◆ Written instruction:
Restate the data exactly as given and keep the pictures out.

◆ Extracted information:
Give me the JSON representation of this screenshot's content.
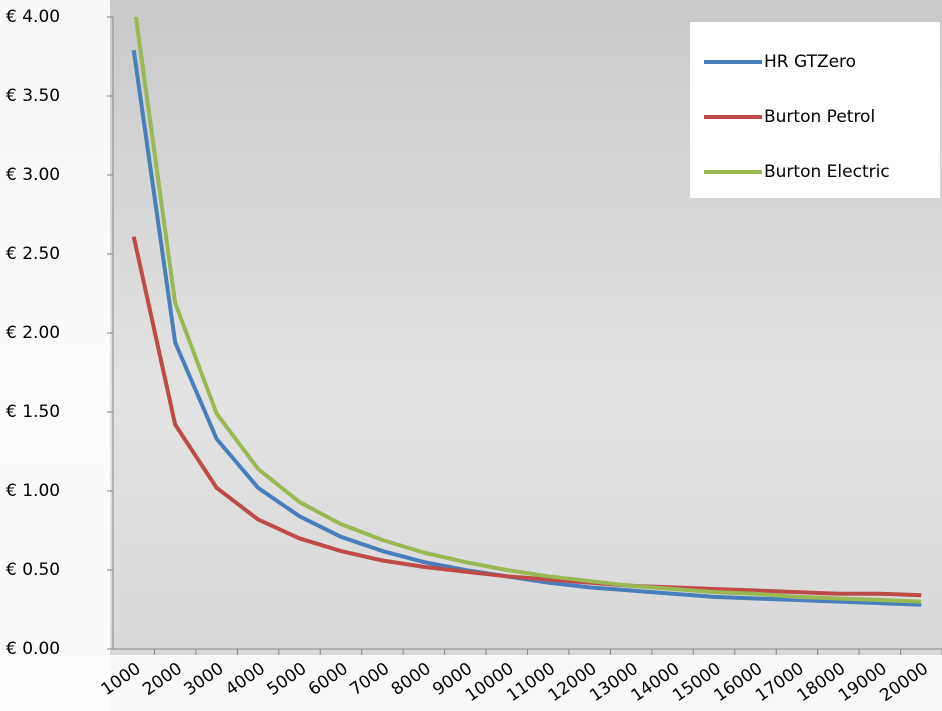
{
  "chart_data": {
    "type": "line",
    "categories": [
      "1000",
      "2000",
      "3000",
      "4000",
      "5000",
      "6000",
      "7000",
      "8000",
      "9000",
      "10000",
      "11000",
      "12000",
      "13000",
      "14000",
      "15000",
      "16000",
      "17000",
      "18000",
      "19000",
      "20000"
    ],
    "series": [
      {
        "name": "HR GTZero",
        "color": "#4a7ebb",
        "values": [
          3.79,
          1.94,
          1.33,
          1.02,
          0.84,
          0.71,
          0.62,
          0.55,
          0.5,
          0.46,
          0.42,
          0.39,
          0.37,
          0.35,
          0.33,
          0.32,
          0.31,
          0.3,
          0.29,
          0.28
        ]
      },
      {
        "name": "Burton Petrol",
        "color": "#be4b48",
        "values": [
          2.61,
          1.42,
          1.02,
          0.82,
          0.7,
          0.62,
          0.56,
          0.52,
          0.49,
          0.46,
          0.44,
          0.42,
          0.4,
          0.39,
          0.38,
          0.37,
          0.36,
          0.35,
          0.35,
          0.34
        ]
      },
      {
        "name": "Burton Electric",
        "color": "#98b954",
        "values": [
          4.1,
          2.19,
          1.49,
          1.14,
          0.93,
          0.79,
          0.69,
          0.61,
          0.55,
          0.5,
          0.46,
          0.43,
          0.4,
          0.38,
          0.36,
          0.35,
          0.33,
          0.32,
          0.31,
          0.3
        ]
      }
    ],
    "ylim": [
      0,
      4
    ],
    "yticks": [
      {
        "value": 0,
        "label": "€ 0.00"
      },
      {
        "value": 0.5,
        "label": "€ 0.50"
      },
      {
        "value": 1,
        "label": "€ 1.00"
      },
      {
        "value": 1.5,
        "label": "€ 1.50"
      },
      {
        "value": 2,
        "label": "€ 2.00"
      },
      {
        "value": 2.5,
        "label": "€ 2.50"
      },
      {
        "value": 3,
        "label": "€ 3.00"
      },
      {
        "value": 3.5,
        "label": "€ 3.50"
      },
      {
        "value": 4,
        "label": "€ 4.00"
      }
    ],
    "legend": "top-right"
  }
}
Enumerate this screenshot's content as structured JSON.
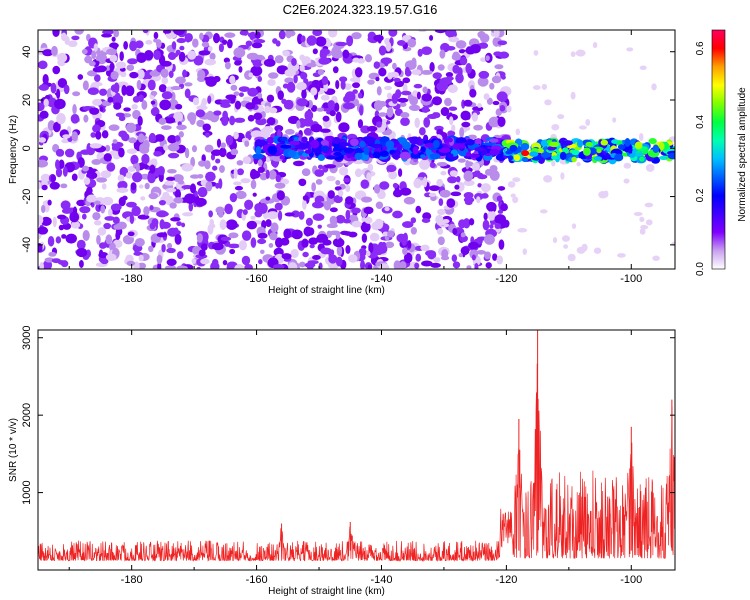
{
  "title": "C2E6.2024.323.19.57.G16",
  "chart_data": [
    {
      "type": "heatmap",
      "xlabel": "Height of straight line (km)",
      "ylabel": "Frequency (Hz)",
      "xlim": [
        -195,
        -93
      ],
      "ylim": [
        -50,
        49
      ],
      "xticks": [
        -180,
        -160,
        -140,
        -120,
        -100
      ],
      "yticks": [
        -40,
        -20,
        0,
        20,
        40
      ],
      "colorbar": {
        "label": "Normalized spectral amplitude",
        "range": [
          0,
          0.65
        ],
        "ticks": [
          0.0,
          0.2,
          0.4,
          0.6
        ],
        "colors": [
          "#ffffff",
          "#c9a0f0",
          "#7f00ff",
          "#3f00ff",
          "#0000ff",
          "#0060ff",
          "#00c0ff",
          "#00ffb0",
          "#00ff40",
          "#80ff00",
          "#ffff00",
          "#ffa000",
          "#ff0000",
          "#ff0060"
        ]
      },
      "noise_region": {
        "x_range": [
          -195,
          -120
        ],
        "freq_range": [
          -50,
          49
        ],
        "amplitude": 0.08
      },
      "signal_band": [
        {
          "x_range": [
            -160,
            -120
          ],
          "freq_center": 0,
          "freq_halfwidth": 4,
          "amplitude": 0.25
        },
        {
          "x_range": [
            -120,
            -93
          ],
          "freq_center": -1,
          "freq_halfwidth": 4,
          "amplitude": 0.45,
          "peak": {
            "x": -117,
            "freq": -2,
            "amplitude": 0.6
          }
        }
      ]
    },
    {
      "type": "line",
      "xlabel": "Height of straight line (km)",
      "ylabel": "SNR (10 * v/v)",
      "xlim": [
        -195,
        -93
      ],
      "ylim": [
        0,
        3100
      ],
      "xticks": [
        -180,
        -160,
        -140,
        -120,
        -100
      ],
      "yticks": [
        1000,
        2000,
        3000
      ],
      "series": [
        {
          "color": "#ee2222",
          "x": [
            -195,
            -185,
            -175,
            -165,
            -160,
            -155,
            -150,
            -145,
            -140,
            -135,
            -130,
            -125,
            -121,
            -120,
            -119,
            -118,
            -117,
            -116,
            -115,
            -114,
            -113,
            -112,
            -110,
            -108,
            -106,
            -104,
            -102,
            -100,
            -98,
            -96,
            -94,
            -93
          ],
          "y": [
            230,
            250,
            245,
            260,
            280,
            300,
            290,
            320,
            300,
            310,
            320,
            330,
            340,
            300,
            900,
            1900,
            1200,
            2600,
            3100,
            1400,
            800,
            700,
            850,
            700,
            900,
            750,
            800,
            1000,
            850,
            600,
            2200,
            1300
          ],
          "spikes": [
            {
              "x": -156,
              "y": 600
            },
            {
              "x": -145,
              "y": 620
            },
            {
              "x": -118,
              "y": 1950
            },
            {
              "x": -115,
              "y": 3100
            },
            {
              "x": -100,
              "y": 1850
            },
            {
              "x": -93.5,
              "y": 2200
            }
          ],
          "noise_level": [
            {
              "x_range": [
                -195,
                -121
              ],
              "min": 120,
              "max": 380
            },
            {
              "x_range": [
                -119,
                -93
              ],
              "min": 150,
              "max": 1300
            }
          ]
        }
      ]
    }
  ]
}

◆ Response:
Give me the JSON representation of this screenshot's content.
{
  "chart_data": {
    "type": "line",
    "categories": [
      "1000",
      "2000",
      "3000",
      "4000",
      "5000",
      "6000",
      "7000",
      "8000",
      "9000",
      "10000",
      "11000",
      "12000",
      "13000",
      "14000",
      "15000",
      "16000",
      "17000",
      "18000",
      "19000",
      "20000"
    ],
    "series": [
      {
        "name": "HR GTZero",
        "color": "#4a7ebb",
        "values": [
          3.79,
          1.94,
          1.33,
          1.02,
          0.84,
          0.71,
          0.62,
          0.55,
          0.5,
          0.46,
          0.42,
          0.39,
          0.37,
          0.35,
          0.33,
          0.32,
          0.31,
          0.3,
          0.29,
          0.28
        ]
      },
      {
        "name": "Burton Petrol",
        "color": "#be4b48",
        "values": [
          2.61,
          1.42,
          1.02,
          0.82,
          0.7,
          0.62,
          0.56,
          0.52,
          0.49,
          0.46,
          0.44,
          0.42,
          0.4,
          0.39,
          0.38,
          0.37,
          0.36,
          0.35,
          0.35,
          0.34
        ]
      },
      {
        "name": "Burton Electric",
        "color": "#98b954",
        "values": [
          4.1,
          2.19,
          1.49,
          1.14,
          0.93,
          0.79,
          0.69,
          0.61,
          0.55,
          0.5,
          0.46,
          0.43,
          0.4,
          0.38,
          0.36,
          0.35,
          0.33,
          0.32,
          0.31,
          0.3
        ]
      }
    ],
    "ylim": [
      0,
      4
    ],
    "yticks": [
      {
        "value": 0,
        "label": "€ 0.00"
      },
      {
        "value": 0.5,
        "label": "€ 0.50"
      },
      {
        "value": 1,
        "label": "€ 1.00"
      },
      {
        "value": 1.5,
        "label": "€ 1.50"
      },
      {
        "value": 2,
        "label": "€ 2.00"
      },
      {
        "value": 2.5,
        "label": "€ 2.50"
      },
      {
        "value": 3,
        "label": "€ 3.00"
      },
      {
        "value": 3.5,
        "label": "€ 3.50"
      },
      {
        "value": 4,
        "label": "€ 4.00"
      }
    ],
    "legend": "top-right"
  }
}
Enumerate this screenshot's content as structured JSON.
{
  "title": "C2E6.2024.323.19.57.G16",
  "chart_data": [
    {
      "type": "heatmap",
      "xlabel": "Height of straight line (km)",
      "ylabel": "Frequency (Hz)",
      "xlim": [
        -195,
        -93
      ],
      "ylim": [
        -50,
        49
      ],
      "xticks": [
        -180,
        -160,
        -140,
        -120,
        -100
      ],
      "yticks": [
        -40,
        -20,
        0,
        20,
        40
      ],
      "colorbar": {
        "label": "Normalized spectral amplitude",
        "range": [
          0,
          0.65
        ],
        "ticks": [
          0.0,
          0.2,
          0.4,
          0.6
        ],
        "colors": [
          "#ffffff",
          "#c9a0f0",
          "#7f00ff",
          "#3f00ff",
          "#0000ff",
          "#0060ff",
          "#00c0ff",
          "#00ffb0",
          "#00ff40",
          "#80ff00",
          "#ffff00",
          "#ffa000",
          "#ff0000",
          "#ff0060"
        ]
      },
      "noise_region": {
        "x_range": [
          -195,
          -120
        ],
        "freq_range": [
          -50,
          49
        ],
        "amplitude": 0.08
      },
      "signal_band": [
        {
          "x_range": [
            -160,
            -120
          ],
          "freq_center": 0,
          "freq_halfwidth": 4,
          "amplitude": 0.25
        },
        {
          "x_range": [
            -120,
            -93
          ],
          "freq_center": -1,
          "freq_halfwidth": 4,
          "amplitude": 0.45,
          "peak": {
            "x": -117,
            "freq": -2,
            "amplitude": 0.6
          }
        }
      ]
    },
    {
      "type": "line",
      "xlabel": "Height of straight line (km)",
      "ylabel": "SNR (10 * v/v)",
      "xlim": [
        -195,
        -93
      ],
      "ylim": [
        0,
        3100
      ],
      "xticks": [
        -180,
        -160,
        -140,
        -120,
        -100
      ],
      "yticks": [
        1000,
        2000,
        3000
      ],
      "series": [
        {
          "color": "#ee2222",
          "x": [
            -195,
            -185,
            -175,
            -165,
            -160,
            -155,
            -150,
            -145,
            -140,
            -135,
            -130,
            -125,
            -121,
            -120,
            -119,
            -118,
            -117,
            -116,
            -115,
            -114,
            -113,
            -112,
            -110,
            -108,
            -106,
            -104,
            -102,
            -100,
            -98,
            -96,
            -94,
            -93
          ],
          "y": [
            230,
            250,
            245,
            260,
            280,
            300,
            290,
            320,
            300,
            310,
            320,
            330,
            340,
            300,
            900,
            1900,
            1200,
            2600,
            3100,
            1400,
            800,
            700,
            850,
            700,
            900,
            750,
            800,
            1000,
            850,
            600,
            2200,
            1300
          ],
          "spikes": [
            {
              "x": -156,
              "y": 600
            },
            {
              "x": -145,
              "y": 620
            },
            {
              "x": -118,
              "y": 1950
            },
            {
              "x": -115,
              "y": 3100
            },
            {
              "x": -100,
              "y": 1850
            },
            {
              "x": -93.5,
              "y": 2200
            }
          ],
          "noise_level": [
            {
              "x_range": [
                -195,
                -121
              ],
              "min": 120,
              "max": 380
            },
            {
              "x_range": [
                -119,
                -93
              ],
              "min": 150,
              "max": 1300
            }
          ]
        }
      ]
    }
  ]
}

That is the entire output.